EXERCISE INSTRUCTIONS: Report all lines from the entries below in which "structured" appears.

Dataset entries
□ □ □ □ □ □ □

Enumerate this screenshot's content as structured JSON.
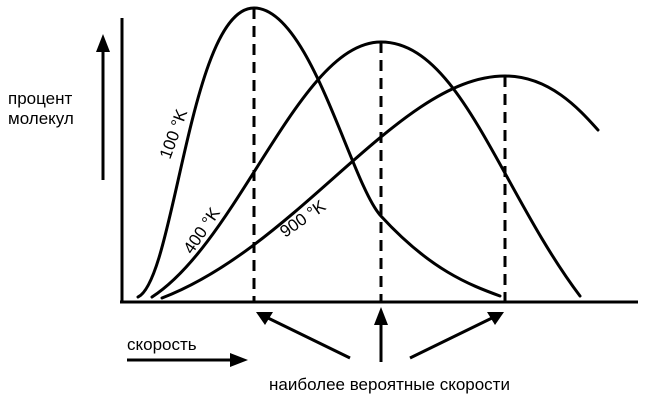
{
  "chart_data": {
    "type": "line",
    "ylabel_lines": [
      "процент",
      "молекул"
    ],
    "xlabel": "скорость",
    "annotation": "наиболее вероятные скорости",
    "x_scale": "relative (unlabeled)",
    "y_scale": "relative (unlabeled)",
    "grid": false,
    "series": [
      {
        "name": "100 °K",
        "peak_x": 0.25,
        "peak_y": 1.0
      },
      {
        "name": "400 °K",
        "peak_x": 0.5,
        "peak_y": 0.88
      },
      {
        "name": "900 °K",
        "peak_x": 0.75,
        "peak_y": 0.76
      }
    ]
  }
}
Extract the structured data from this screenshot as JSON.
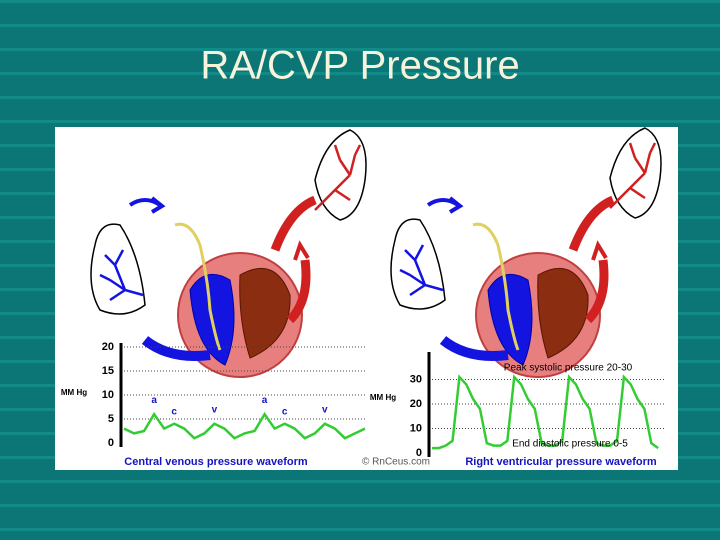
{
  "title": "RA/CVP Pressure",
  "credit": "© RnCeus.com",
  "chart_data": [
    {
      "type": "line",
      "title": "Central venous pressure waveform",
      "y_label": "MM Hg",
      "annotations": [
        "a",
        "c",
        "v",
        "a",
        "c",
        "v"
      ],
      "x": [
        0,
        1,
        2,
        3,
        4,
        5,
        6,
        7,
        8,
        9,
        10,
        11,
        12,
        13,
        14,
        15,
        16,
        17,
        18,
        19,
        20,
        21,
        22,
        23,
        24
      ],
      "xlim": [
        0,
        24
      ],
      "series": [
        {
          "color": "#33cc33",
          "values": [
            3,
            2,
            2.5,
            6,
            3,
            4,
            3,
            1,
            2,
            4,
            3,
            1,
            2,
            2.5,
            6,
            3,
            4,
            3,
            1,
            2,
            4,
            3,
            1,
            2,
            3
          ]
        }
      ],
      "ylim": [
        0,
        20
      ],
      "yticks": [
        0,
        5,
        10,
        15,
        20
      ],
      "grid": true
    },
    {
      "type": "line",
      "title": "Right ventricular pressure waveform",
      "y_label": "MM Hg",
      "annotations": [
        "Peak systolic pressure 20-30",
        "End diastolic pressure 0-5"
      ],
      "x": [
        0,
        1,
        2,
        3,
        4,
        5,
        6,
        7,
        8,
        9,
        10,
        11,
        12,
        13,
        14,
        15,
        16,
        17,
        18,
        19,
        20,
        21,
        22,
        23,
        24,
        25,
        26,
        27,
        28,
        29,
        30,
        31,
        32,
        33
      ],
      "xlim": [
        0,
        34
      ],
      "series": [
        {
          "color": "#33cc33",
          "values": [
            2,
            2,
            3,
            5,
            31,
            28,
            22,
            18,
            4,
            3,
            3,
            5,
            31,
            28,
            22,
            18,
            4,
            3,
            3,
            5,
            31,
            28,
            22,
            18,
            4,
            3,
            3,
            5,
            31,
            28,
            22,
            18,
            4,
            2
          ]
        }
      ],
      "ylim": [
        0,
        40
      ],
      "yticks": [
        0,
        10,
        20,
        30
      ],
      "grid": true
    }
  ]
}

□ □ □ □ □ □ □

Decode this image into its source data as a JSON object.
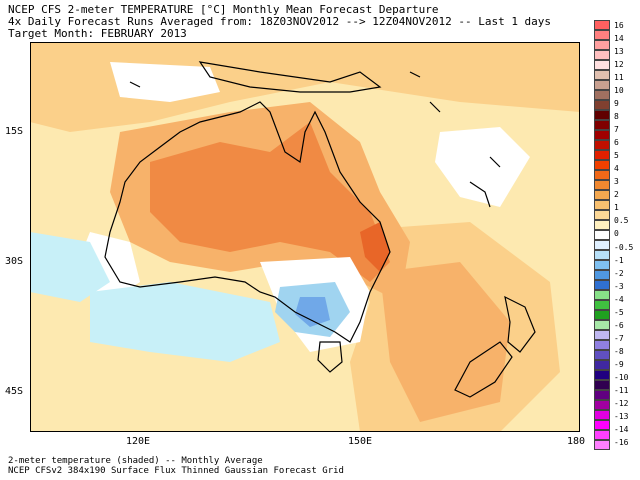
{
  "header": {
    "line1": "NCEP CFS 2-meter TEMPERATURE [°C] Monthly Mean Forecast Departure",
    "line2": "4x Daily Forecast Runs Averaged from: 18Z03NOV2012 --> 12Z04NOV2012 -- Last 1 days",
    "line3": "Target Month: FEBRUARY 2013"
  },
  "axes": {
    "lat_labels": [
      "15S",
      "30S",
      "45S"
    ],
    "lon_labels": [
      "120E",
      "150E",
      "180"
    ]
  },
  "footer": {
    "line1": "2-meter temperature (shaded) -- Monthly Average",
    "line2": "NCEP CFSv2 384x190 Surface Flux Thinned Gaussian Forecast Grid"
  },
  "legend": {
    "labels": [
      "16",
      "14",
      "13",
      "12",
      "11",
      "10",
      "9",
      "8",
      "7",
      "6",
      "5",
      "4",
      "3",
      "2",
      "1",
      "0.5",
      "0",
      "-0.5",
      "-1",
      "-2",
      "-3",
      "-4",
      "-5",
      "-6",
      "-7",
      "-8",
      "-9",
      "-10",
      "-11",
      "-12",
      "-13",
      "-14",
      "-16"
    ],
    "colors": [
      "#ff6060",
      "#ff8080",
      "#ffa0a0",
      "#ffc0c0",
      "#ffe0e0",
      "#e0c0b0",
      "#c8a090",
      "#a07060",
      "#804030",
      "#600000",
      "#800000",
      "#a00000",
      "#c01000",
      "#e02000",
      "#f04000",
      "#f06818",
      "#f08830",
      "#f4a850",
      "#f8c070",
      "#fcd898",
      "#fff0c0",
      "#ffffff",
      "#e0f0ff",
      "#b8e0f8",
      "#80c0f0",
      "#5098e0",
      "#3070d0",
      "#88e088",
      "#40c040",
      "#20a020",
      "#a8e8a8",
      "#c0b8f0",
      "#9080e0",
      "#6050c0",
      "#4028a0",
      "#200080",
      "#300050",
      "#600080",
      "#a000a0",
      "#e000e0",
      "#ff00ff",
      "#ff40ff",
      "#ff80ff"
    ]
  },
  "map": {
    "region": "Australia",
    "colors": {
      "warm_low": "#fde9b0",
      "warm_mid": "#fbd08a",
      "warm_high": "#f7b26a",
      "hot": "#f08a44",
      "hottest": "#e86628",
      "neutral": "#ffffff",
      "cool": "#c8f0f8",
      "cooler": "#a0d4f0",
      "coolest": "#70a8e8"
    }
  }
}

□ □ □ □ □ □ □

RESULT OF THIS TASK:
Enumerate this screenshot's content as structured JSON.
Extract the structured data from this screenshot as JSON.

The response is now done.